- _Compito richiesto_:
Estrai dai record tutte le righe in cui compare la parola "belt".

- _Righe di dati_:
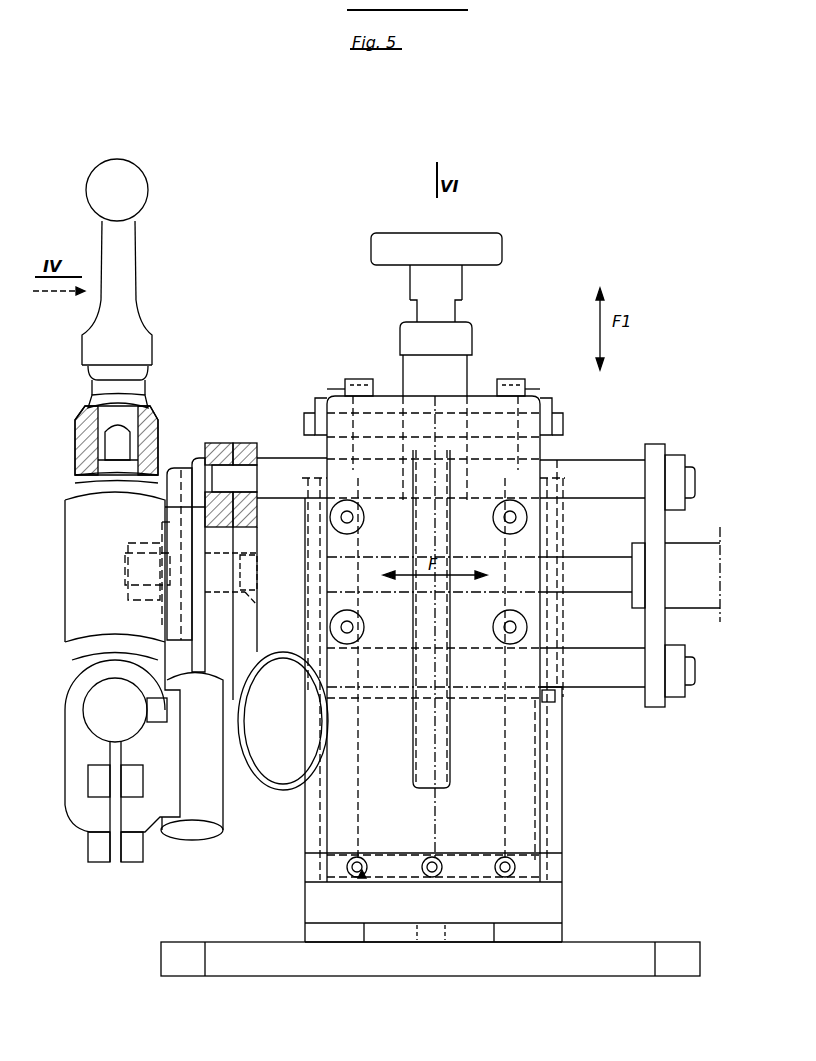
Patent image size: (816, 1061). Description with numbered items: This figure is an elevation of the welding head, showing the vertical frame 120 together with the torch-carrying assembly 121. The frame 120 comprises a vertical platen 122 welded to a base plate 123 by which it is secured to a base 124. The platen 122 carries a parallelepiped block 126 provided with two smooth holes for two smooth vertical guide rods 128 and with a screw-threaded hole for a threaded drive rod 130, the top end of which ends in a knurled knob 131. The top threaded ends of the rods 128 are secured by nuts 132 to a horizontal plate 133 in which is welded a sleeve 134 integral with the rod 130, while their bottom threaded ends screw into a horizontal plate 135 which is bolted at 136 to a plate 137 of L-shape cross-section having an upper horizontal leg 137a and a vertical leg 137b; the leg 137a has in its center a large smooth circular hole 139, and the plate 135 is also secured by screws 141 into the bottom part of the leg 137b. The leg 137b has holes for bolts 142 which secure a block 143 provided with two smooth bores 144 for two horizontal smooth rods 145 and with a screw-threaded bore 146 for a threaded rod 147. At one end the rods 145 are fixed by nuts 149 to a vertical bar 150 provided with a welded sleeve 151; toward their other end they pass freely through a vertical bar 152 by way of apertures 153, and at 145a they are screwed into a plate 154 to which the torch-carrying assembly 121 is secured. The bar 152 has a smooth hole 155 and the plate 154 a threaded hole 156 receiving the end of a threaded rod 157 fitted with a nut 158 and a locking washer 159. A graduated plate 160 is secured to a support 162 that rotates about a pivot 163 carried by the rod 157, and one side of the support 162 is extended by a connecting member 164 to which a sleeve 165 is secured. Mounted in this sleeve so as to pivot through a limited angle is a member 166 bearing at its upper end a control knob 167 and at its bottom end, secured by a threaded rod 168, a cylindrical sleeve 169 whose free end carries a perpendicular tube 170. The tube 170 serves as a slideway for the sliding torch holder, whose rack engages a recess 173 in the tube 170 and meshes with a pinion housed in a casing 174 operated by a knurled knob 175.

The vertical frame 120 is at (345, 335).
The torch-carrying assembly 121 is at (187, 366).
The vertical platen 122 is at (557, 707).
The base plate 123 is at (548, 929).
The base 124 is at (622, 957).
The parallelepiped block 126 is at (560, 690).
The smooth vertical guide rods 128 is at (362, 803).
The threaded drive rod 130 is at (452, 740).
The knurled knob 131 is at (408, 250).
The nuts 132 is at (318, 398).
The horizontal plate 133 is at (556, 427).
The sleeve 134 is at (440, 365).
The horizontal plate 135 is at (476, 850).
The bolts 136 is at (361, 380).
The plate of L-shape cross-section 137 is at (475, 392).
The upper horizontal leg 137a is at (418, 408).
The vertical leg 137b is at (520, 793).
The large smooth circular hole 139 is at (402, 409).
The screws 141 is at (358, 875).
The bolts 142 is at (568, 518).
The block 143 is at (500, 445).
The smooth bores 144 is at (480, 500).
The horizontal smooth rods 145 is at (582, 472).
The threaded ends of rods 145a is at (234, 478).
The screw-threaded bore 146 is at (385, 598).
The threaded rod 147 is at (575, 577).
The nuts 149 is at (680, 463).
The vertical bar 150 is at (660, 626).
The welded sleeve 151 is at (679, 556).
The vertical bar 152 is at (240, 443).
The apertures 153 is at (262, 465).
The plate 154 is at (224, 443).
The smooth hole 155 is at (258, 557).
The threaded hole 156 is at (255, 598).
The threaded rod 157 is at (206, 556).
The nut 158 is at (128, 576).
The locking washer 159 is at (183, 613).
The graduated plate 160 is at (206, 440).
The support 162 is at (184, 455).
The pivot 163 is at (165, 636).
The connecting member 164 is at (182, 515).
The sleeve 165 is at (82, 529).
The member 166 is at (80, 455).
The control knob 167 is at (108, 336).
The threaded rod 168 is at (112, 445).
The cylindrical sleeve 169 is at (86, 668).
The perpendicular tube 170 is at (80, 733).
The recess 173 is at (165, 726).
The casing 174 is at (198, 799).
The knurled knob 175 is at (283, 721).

...

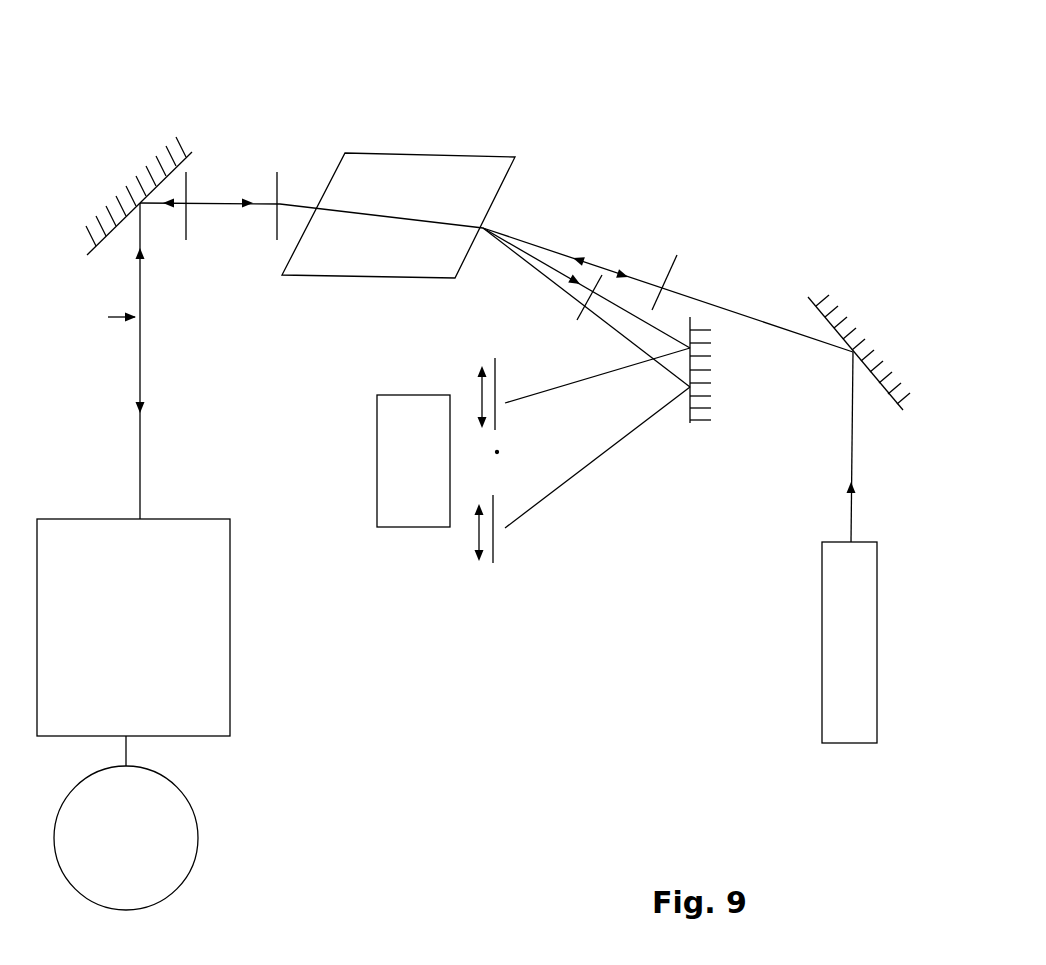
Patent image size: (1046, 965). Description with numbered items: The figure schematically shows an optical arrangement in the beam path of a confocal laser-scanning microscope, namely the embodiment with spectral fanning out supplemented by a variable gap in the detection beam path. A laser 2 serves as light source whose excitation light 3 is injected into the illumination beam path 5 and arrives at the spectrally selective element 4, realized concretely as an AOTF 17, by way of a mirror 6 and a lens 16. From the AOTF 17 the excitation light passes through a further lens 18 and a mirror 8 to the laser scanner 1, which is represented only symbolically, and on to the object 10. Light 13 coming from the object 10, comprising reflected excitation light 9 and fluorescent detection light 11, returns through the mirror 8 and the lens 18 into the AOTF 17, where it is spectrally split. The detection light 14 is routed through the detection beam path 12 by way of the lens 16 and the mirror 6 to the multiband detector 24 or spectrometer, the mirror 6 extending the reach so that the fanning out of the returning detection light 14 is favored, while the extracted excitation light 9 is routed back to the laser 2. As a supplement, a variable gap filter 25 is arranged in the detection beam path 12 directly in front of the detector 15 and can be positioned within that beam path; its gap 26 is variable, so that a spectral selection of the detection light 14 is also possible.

---

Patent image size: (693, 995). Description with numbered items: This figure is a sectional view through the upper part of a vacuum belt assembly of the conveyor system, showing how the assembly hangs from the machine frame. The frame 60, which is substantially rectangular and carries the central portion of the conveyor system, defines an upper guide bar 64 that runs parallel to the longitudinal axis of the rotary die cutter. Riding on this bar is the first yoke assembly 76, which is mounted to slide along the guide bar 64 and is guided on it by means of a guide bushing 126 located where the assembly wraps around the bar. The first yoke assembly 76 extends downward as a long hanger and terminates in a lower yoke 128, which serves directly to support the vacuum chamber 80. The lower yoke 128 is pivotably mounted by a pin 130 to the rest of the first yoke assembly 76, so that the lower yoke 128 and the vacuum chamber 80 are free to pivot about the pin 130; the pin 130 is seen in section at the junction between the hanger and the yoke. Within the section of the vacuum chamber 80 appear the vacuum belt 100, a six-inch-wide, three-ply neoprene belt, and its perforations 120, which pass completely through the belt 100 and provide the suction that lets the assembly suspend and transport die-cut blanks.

- _Risposta scritta_:
Patent image size: (693, 995). Description with numbered items: This figure is a sectional view through the upper part of a vacuum belt assembly of the conveyor system, showing how the assembly hangs from the machine frame. The frame 60, which is substantially rectangular and carries the central portion of the conveyor system, defines an upper guide bar 64 that runs parallel to the longitudinal axis of the rotary die cutter. Riding on this bar is the first yoke assembly 76, which is mounted to slide along the guide bar 64 and is guided on it by means of a guide bushing 126 located where the assembly wraps around the bar. The first yoke assembly 76 extends downward as a long hanger and terminates in a lower yoke 128, which serves directly to support the vacuum chamber 80. The lower yoke 128 is pivotably mounted by a pin 130 to the rest of the first yoke assembly 76, so that the lower yoke 128 and the vacuum chamber 80 are free to pivot about the pin 130; the pin 130 is seen in section at the junction between the hanger and the yoke. Within the section of the vacuum chamber 80 appear the vacuum belt 100, a six-inch-wide, three-ply neoprene belt, and its perforations 120, which pass completely through the belt 100 and provide the suction that lets the assembly suspend and transport die-cut blanks.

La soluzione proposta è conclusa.